Given instruction: Below are some records. Say in a single number how many of their lines include the word "Year".

[start Task input]

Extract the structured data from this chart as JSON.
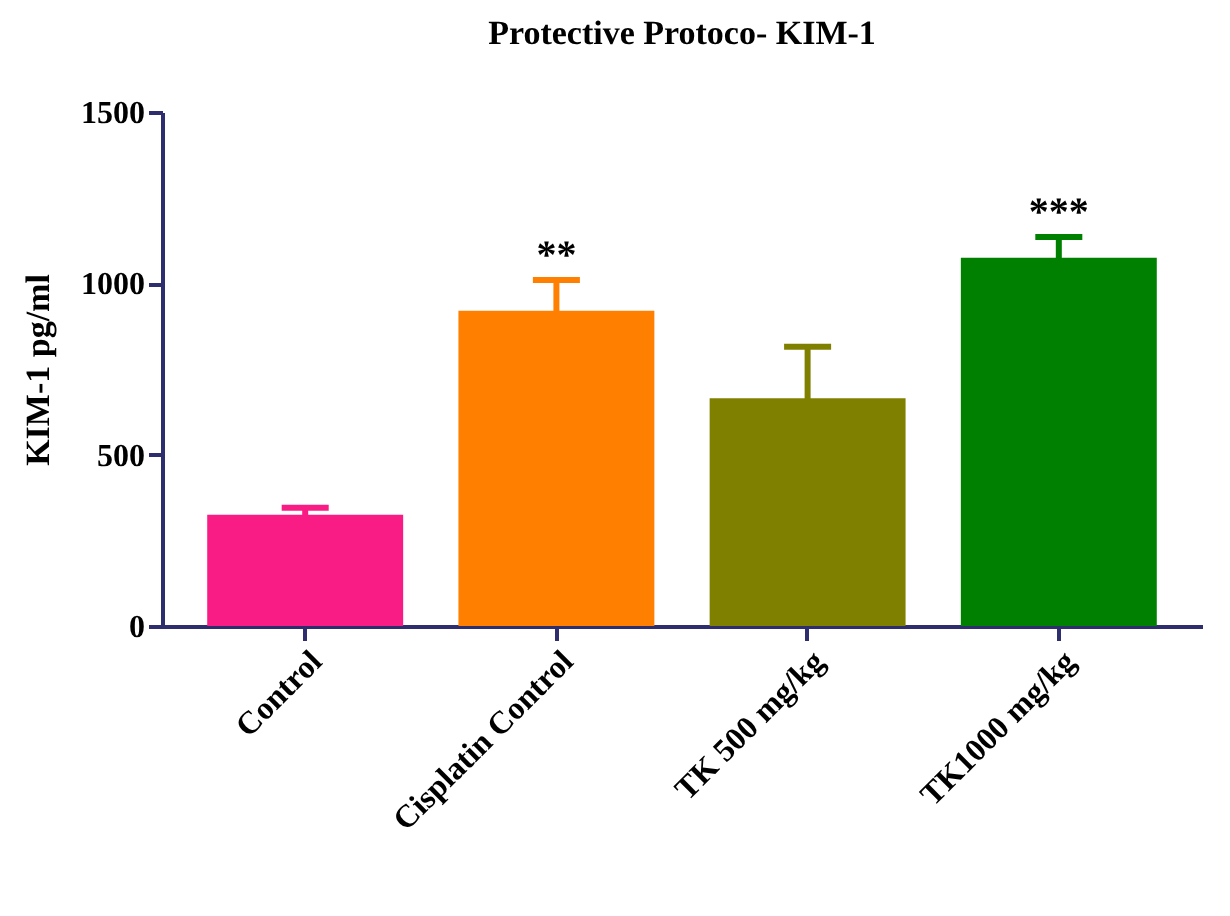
{
  "chart_data": {
    "type": "bar",
    "title": "Protective Protoco- KIM-1",
    "ylabel": "KIM-1 pg/ml",
    "categories": [
      "Control",
      "Cisplatin Control",
      "TK 500 mg/kg",
      "TK1000 mg/kg"
    ],
    "values": [
      325,
      920,
      665,
      1075
    ],
    "errors": [
      20,
      90,
      150,
      60
    ],
    "colors": [
      "#f81c84",
      "#ff8000",
      "#808000",
      "#008000"
    ],
    "ylim": [
      0,
      1500
    ],
    "yticks": [
      0,
      500,
      1000,
      1500
    ],
    "grid": false,
    "annotations": [
      {
        "text": "**",
        "x": "Cisplatin Control",
        "y": 1010
      },
      {
        "text": "***",
        "x": "TK1000 mg/kg",
        "y": 1135
      }
    ]
  }
}
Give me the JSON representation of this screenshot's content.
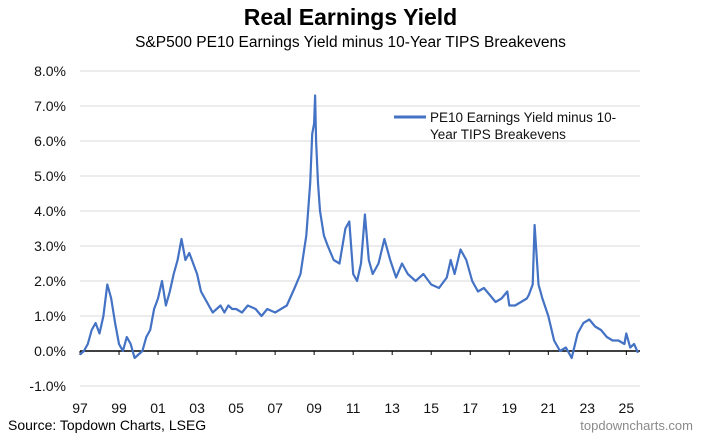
{
  "title": "Real Earnings Yield",
  "subtitle": "S&P500 PE10 Earnings Yield minus 10-Year TIPS Breakevens",
  "source": "Source: Topdown Charts, LSEG",
  "website": "topdowncharts.com",
  "colors": {
    "line": "#4472C4",
    "zero_line": "#000000",
    "grid": "#d9d9d9"
  },
  "chart_data": {
    "type": "line",
    "title": "Real Earnings Yield",
    "subtitle": "S&P500 PE10 Earnings Yield minus 10-Year TIPS Breakevens",
    "xlabel": "",
    "ylabel": "",
    "ylim": [
      -1.0,
      8.0
    ],
    "xlim": [
      1997.0,
      2025.7
    ],
    "y_ticks": [
      -1,
      0,
      1,
      2,
      3,
      4,
      5,
      6,
      7,
      8
    ],
    "y_tick_labels": [
      "-1.0%",
      "0.0%",
      "1.0%",
      "2.0%",
      "3.0%",
      "4.0%",
      "5.0%",
      "6.0%",
      "7.0%",
      "8.0%"
    ],
    "x_ticks": [
      1997,
      1999,
      2001,
      2003,
      2005,
      2007,
      2009,
      2011,
      2013,
      2015,
      2017,
      2019,
      2021,
      2023,
      2025
    ],
    "x_tick_labels": [
      "97",
      "99",
      "01",
      "03",
      "05",
      "07",
      "09",
      "11",
      "13",
      "15",
      "17",
      "19",
      "21",
      "23",
      "25"
    ],
    "grid": "horizontal",
    "legend_position": "top-right",
    "series": [
      {
        "name": "PE10 Earnings Yield minus 10-Year TIPS Breakevens",
        "x": [
          1997.0,
          1997.2,
          1997.4,
          1997.6,
          1997.8,
          1998.0,
          1998.2,
          1998.4,
          1998.5,
          1998.6,
          1998.8,
          1999.0,
          1999.2,
          1999.4,
          1999.6,
          1999.8,
          2000.0,
          2000.2,
          2000.4,
          2000.6,
          2000.8,
          2001.0,
          2001.2,
          2001.4,
          2001.6,
          2001.8,
          2002.0,
          2002.2,
          2002.4,
          2002.6,
          2002.8,
          2003.0,
          2003.2,
          2003.4,
          2003.6,
          2003.8,
          2004.0,
          2004.2,
          2004.4,
          2004.6,
          2004.8,
          2005.0,
          2005.3,
          2005.6,
          2006.0,
          2006.3,
          2006.6,
          2007.0,
          2007.3,
          2007.6,
          2008.0,
          2008.3,
          2008.6,
          2008.8,
          2008.9,
          2009.0,
          2009.05,
          2009.1,
          2009.2,
          2009.3,
          2009.5,
          2009.7,
          2010.0,
          2010.3,
          2010.6,
          2010.8,
          2011.0,
          2011.2,
          2011.4,
          2011.6,
          2011.8,
          2012.0,
          2012.3,
          2012.6,
          2012.9,
          2013.2,
          2013.5,
          2013.8,
          2014.2,
          2014.6,
          2015.0,
          2015.4,
          2015.8,
          2016.0,
          2016.2,
          2016.5,
          2016.8,
          2017.1,
          2017.4,
          2017.7,
          2018.0,
          2018.3,
          2018.6,
          2018.9,
          2019.0,
          2019.3,
          2019.6,
          2019.9,
          2020.0,
          2020.2,
          2020.3,
          2020.5,
          2020.7,
          2021.0,
          2021.3,
          2021.6,
          2021.9,
          2022.2,
          2022.5,
          2022.8,
          2023.1,
          2023.4,
          2023.7,
          2024.0,
          2024.3,
          2024.6,
          2024.9,
          2025.0,
          2025.2,
          2025.4,
          2025.6
        ],
        "values": [
          -0.1,
          0.0,
          0.2,
          0.6,
          0.8,
          0.5,
          1.0,
          1.9,
          1.7,
          1.5,
          0.8,
          0.2,
          0.0,
          0.4,
          0.2,
          -0.2,
          -0.1,
          0.0,
          0.4,
          0.6,
          1.2,
          1.5,
          2.0,
          1.3,
          1.7,
          2.2,
          2.6,
          3.2,
          2.6,
          2.8,
          2.5,
          2.2,
          1.7,
          1.5,
          1.3,
          1.1,
          1.2,
          1.3,
          1.1,
          1.3,
          1.2,
          1.2,
          1.1,
          1.3,
          1.2,
          1.0,
          1.2,
          1.1,
          1.2,
          1.3,
          1.8,
          2.2,
          3.3,
          4.8,
          6.2,
          6.5,
          7.3,
          6.0,
          4.8,
          4.0,
          3.3,
          3.0,
          2.6,
          2.5,
          3.5,
          3.7,
          2.2,
          2.0,
          2.5,
          3.9,
          2.6,
          2.2,
          2.5,
          3.2,
          2.6,
          2.1,
          2.5,
          2.2,
          2.0,
          2.2,
          1.9,
          1.8,
          2.1,
          2.6,
          2.2,
          2.9,
          2.6,
          2.0,
          1.7,
          1.8,
          1.6,
          1.4,
          1.5,
          1.7,
          1.3,
          1.3,
          1.4,
          1.5,
          1.6,
          1.9,
          3.6,
          1.9,
          1.5,
          1.0,
          0.3,
          0.0,
          0.1,
          -0.2,
          0.5,
          0.8,
          0.9,
          0.7,
          0.6,
          0.4,
          0.3,
          0.3,
          0.2,
          0.5,
          0.1,
          0.2,
          -0.05
        ]
      }
    ]
  }
}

[end Task input]

Reply to the task: 3